Below is a block of records. Copy every line in it that contains the word "présents".

╔══

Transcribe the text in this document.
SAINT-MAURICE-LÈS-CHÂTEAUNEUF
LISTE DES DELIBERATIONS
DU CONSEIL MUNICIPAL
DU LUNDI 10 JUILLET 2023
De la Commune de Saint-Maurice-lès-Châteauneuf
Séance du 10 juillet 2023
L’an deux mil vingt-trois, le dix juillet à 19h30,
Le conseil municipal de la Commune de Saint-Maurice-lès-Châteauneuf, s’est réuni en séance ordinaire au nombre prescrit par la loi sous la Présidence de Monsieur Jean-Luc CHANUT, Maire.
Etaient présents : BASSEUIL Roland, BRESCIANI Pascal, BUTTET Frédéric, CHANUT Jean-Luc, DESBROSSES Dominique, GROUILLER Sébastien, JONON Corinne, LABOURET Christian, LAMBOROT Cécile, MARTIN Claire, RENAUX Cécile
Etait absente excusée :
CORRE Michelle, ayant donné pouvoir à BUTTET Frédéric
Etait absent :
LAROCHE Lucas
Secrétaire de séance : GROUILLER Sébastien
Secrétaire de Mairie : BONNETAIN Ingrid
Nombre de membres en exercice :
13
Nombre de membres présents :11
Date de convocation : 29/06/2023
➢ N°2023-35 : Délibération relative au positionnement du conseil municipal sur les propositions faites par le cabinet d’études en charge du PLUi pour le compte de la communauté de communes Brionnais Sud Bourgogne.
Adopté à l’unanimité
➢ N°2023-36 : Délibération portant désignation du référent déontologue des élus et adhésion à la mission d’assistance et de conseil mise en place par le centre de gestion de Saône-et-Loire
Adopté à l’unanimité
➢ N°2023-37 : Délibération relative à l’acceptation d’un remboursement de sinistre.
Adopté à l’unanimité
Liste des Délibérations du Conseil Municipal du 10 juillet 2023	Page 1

╚══

TASK ANSWER:
Etaient présents : BASSEUIL Roland, BRESCIANI Pascal, BUTTET Frédéric, CHANUT Jean-Luc, DESBROSSES Dominique, GROUILLER Sébastien, JONON Corinne, LABOURET Christian, LAMBOROT Cécile, MARTIN Claire, RENAUX Cécile
Nombre de membres présents :11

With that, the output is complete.